## start EXCERPTED PASSAGE

On Tue, Jan 5, 2010 at 1:36 AM, Sean Owen <sro...@gmail.com> wrote:

> On Tue, Jan 5, 2010 at 9:18 AM, Jake Mannix <jake.man...@gmail.com> wrote:
> >  From what I can tell, in SequenceFile.Writer#append(Object key, Object
> > value) (why on earth is it taking Objects?  shouldn't these be
> Writables?),
>
> There's also a version that takes Writables. Why, I don't know, but
> assume you're triggering the other one.
>

Yeah, I saw that after I wrote it.  I realized why: because Serializer can
take
non-writable objects and write them if they are implemented to do so.


> > it does an explicit check of key.getClass == this.keyClass and
> > value.getClass() == this.valueClass, which won't do any subclass matching
> > (and so will fail if value.getClass() is DenseVector.class, and
> valueClass
> > is SparseVector.class, or just Vector.class).
>
> Yes, I've hit this too. You can say the value or key class is an
> interface for this reason. It has to be the very class in use. I can
> imagine reasons for this.
>

How does this work?  The very class in use meaning?  If you make a
SequenceFile<IntWritable, Vector>, with the valueClass == Vector.class,
you can never pass in something whose runtime class is just Vector, because
it's non-instantiatable.  You can pass in something which is instanceof
Vector,
but getClass() != Vector.class.  Or am I confused?


> >  To avoid this kind of mess, it seems the proper approach in MAHOUT-205
> > would be to have one overall VectorWritable class, which can
> > serialize/deserialize all Vector implementations.  Right?  This is how
> I've
>
> Yes this is what I imagine.
>

Ok, good. That's how I've been working.


> > is a pain - you need to either move all the write(DataOutput) and
> > readFields(DataInput) methods from the vector implementations into the
> new
> > VectorWritable, and have a big switch statement deciding which one to
> call,
>
> I would imagine the serialized form of a vector is the same for
> SparseVector, DenseVector, etc. There's no question of representation.
> You write out all the non-default elements.
>

This will be twice as large in the dense case (there's no need to write out
indices). Ok, not twice as large but size() * (4 + 8) instead of size() *
8.

## end EXCERPTED PASSAGE
## start RECORD EXCERPTS

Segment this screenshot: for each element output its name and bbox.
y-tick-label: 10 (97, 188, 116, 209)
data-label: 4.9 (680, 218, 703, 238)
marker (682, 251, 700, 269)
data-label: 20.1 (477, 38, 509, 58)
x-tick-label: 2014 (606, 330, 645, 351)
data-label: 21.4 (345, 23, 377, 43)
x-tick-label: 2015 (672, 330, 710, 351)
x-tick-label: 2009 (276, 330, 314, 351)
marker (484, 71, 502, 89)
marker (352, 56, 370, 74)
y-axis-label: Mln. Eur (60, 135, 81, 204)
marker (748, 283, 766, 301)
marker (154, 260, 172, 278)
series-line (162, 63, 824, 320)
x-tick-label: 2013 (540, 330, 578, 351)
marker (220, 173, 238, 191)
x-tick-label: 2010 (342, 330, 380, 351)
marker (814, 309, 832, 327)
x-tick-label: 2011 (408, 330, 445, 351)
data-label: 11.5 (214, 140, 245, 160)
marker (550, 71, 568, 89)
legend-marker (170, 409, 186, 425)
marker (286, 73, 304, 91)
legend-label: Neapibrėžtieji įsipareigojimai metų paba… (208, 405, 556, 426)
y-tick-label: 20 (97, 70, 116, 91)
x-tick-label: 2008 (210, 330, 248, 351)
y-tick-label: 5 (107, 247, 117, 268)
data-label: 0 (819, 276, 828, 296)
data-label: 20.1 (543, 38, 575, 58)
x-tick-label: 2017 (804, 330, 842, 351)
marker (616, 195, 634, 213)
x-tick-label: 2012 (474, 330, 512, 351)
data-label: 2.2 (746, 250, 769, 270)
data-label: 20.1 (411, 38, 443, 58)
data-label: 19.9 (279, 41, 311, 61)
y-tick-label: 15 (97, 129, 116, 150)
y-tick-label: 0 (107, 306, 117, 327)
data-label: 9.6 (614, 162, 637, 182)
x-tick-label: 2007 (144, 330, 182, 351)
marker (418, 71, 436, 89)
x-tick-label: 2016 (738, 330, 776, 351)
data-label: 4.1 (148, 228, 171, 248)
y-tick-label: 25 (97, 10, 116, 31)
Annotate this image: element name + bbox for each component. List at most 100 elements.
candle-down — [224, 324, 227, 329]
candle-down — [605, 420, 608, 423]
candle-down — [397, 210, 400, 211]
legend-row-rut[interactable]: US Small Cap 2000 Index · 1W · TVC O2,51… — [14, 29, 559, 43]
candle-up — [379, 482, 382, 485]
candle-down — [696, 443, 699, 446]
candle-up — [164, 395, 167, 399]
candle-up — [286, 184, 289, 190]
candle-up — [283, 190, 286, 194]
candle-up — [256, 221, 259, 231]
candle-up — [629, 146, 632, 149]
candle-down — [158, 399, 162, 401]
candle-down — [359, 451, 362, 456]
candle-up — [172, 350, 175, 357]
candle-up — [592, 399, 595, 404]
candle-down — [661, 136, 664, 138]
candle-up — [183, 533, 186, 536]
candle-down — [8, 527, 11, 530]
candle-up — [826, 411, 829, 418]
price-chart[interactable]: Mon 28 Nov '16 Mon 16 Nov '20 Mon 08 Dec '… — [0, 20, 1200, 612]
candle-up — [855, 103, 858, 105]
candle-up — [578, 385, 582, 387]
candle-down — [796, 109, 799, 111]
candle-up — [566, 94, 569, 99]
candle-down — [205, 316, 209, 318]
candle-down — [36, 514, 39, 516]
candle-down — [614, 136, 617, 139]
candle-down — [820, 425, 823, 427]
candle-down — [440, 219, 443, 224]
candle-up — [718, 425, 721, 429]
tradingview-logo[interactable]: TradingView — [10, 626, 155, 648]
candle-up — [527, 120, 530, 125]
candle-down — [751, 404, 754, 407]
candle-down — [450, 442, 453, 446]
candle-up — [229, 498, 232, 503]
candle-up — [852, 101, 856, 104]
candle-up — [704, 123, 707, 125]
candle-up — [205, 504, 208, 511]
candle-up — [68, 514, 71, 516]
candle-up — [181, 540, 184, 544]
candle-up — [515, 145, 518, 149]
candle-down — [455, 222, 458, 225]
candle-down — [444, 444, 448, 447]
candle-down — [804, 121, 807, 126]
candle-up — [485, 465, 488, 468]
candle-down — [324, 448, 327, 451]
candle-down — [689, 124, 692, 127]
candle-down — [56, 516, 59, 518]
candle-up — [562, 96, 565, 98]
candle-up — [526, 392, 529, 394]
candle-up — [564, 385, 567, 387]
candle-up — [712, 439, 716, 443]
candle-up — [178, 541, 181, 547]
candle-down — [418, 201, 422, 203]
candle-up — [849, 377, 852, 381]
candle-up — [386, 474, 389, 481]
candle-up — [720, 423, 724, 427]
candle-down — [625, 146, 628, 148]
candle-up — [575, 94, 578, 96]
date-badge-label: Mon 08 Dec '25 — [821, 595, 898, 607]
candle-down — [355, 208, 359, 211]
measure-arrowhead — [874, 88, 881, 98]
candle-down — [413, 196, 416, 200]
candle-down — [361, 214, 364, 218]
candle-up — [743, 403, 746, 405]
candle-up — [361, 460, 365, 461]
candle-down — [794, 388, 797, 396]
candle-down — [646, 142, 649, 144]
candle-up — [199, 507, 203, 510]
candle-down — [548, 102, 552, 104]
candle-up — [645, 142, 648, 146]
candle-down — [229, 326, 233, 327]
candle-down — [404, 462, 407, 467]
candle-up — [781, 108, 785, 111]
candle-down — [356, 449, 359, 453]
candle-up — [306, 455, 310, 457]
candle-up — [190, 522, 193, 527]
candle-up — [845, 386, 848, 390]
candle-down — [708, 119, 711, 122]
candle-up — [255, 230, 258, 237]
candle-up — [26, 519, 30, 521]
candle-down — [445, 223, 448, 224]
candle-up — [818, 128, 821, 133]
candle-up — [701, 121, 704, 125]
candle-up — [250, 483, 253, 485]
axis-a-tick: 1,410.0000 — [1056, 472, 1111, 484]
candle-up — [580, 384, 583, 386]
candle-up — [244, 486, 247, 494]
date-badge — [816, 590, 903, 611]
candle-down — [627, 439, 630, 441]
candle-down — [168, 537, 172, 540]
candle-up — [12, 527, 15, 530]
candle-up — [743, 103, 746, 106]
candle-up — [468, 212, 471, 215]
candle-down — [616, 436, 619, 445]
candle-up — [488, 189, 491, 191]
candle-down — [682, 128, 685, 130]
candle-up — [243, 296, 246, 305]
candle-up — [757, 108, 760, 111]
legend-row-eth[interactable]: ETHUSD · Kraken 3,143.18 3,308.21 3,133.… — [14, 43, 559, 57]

## end RECORD EXCERPTS

* [DIRECTIONS]
**a)** In the thread about SequenceFile and vector serialization, what size does a dense vector take when its indices are written out, compared with the size when they are left out?
**b)** Carry the email thread about SequenceFile and vector serialization forward from its final line.

* [RESPONSES TO THE TASKS]
**a)** It takes size() * (4 + 8) instead of size() * 8.

**b)**
That's a pretty significant cost in terms of disk space and IO time.

Similarly, while write out can be the same for different Sparse impls, one
will be writing the index/value pairs in order, the other will not, and
this
will affect what needs to be done on reading in...


> Reading in, yes there is some element of choice, and your heuristic is
> fine. VectorWritable creates a Vector which can be obtained by the
> caller, and could be sparse or dense.
>
> Is your point that this won't do for some reason?
>

Oh, it'll work - I'm just seeing that if we get more Vector
implementations,
to keep serialization separate from the math stuff, it means a proliferation
of classes (FooVectorWritable...) and an ever expanding switch statement
in the VectorWritable, which could get fragile, and wondered whether there
was a "best practice" way this should be done in Hadoop, so you can have
Writables which actually live in a useful hierarchy decorating some helpful
information on top of classes which do other things.  Mahout trunk treats
Writable like it was Serializable (or more precisely: Externalizable),
which
is great and object-oriented and nice.  Except that Hadoop totally breaks
proper OOP and doesn't let you do that right.

I was just hoping that I was misunderstanding how Hadoop works in some
way.  At this point I don't think I was, unfortunately.

This should work fine, it's just not the way I'd do it if I were designing
it
myself.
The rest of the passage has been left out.